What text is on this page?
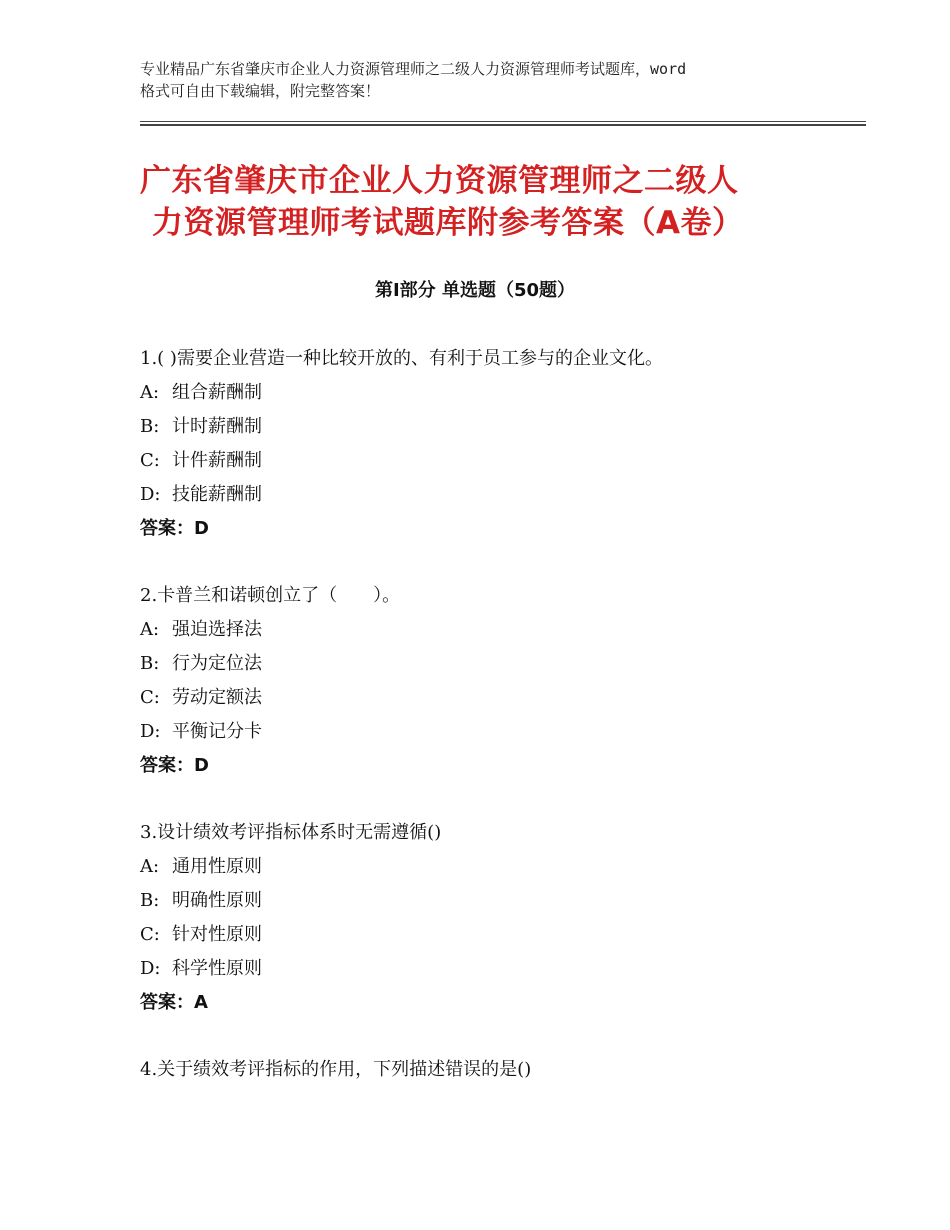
专业精品广东省肇庆市企业人力资源管理师之二级人力资源管理师考试题库，word
格式可自由下载编辑，附完整答案！
广东省肇庆市企业人力资源管理师之二级人
力资源管理师考试题库附参考答案（A卷）
第Ⅰ部分 单选题（50题）
1.( )需要企业营造一种比较开放的、有利于员工参与的企业文化。
A: 组合薪酬制
B: 计时薪酬制
C: 计件薪酬制
D: 技能薪酬制
答案：D
2.卡普兰和诺顿创立了（　　）。
A: 强迫选择法
B: 行为定位法
C: 劳动定额法
D: 平衡记分卡
答案：D
3.设计绩效考评指标体系时无需遵循()
A: 通用性原则
B: 明确性原则
C: 针对性原则
D: 科学性原则
答案：A
4.关于绩效考评指标的作用，下列描述错误的是()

§ **INSTRUCTION**
Please repeat the entries exactly. Do not include the pictures.

§ **FINISHED ANSWER**
What text is on this page?
专业精品广东省肇庆市企业人力资源管理师之二级人力资源管理师考试题库，word
格式可自由下载编辑，附完整答案！
广东省肇庆市企业人力资源管理师之二级人
力资源管理师考试题库附参考答案（A卷）
第Ⅰ部分 单选题（50题）
1.( )需要企业营造一种比较开放的、有利于员工参与的企业文化。
A: 组合薪酬制
B: 计时薪酬制
C: 计件薪酬制
D: 技能薪酬制
答案：D
2.卡普兰和诺顿创立了（　　）。
A: 强迫选择法
B: 行为定位法
C: 劳动定额法
D: 平衡记分卡
答案：D
3.设计绩效考评指标体系时无需遵循()
A: 通用性原则
B: 明确性原则
C: 针对性原则
D: 科学性原则
答案：A
4.关于绩效考评指标的作用，下列描述错误的是()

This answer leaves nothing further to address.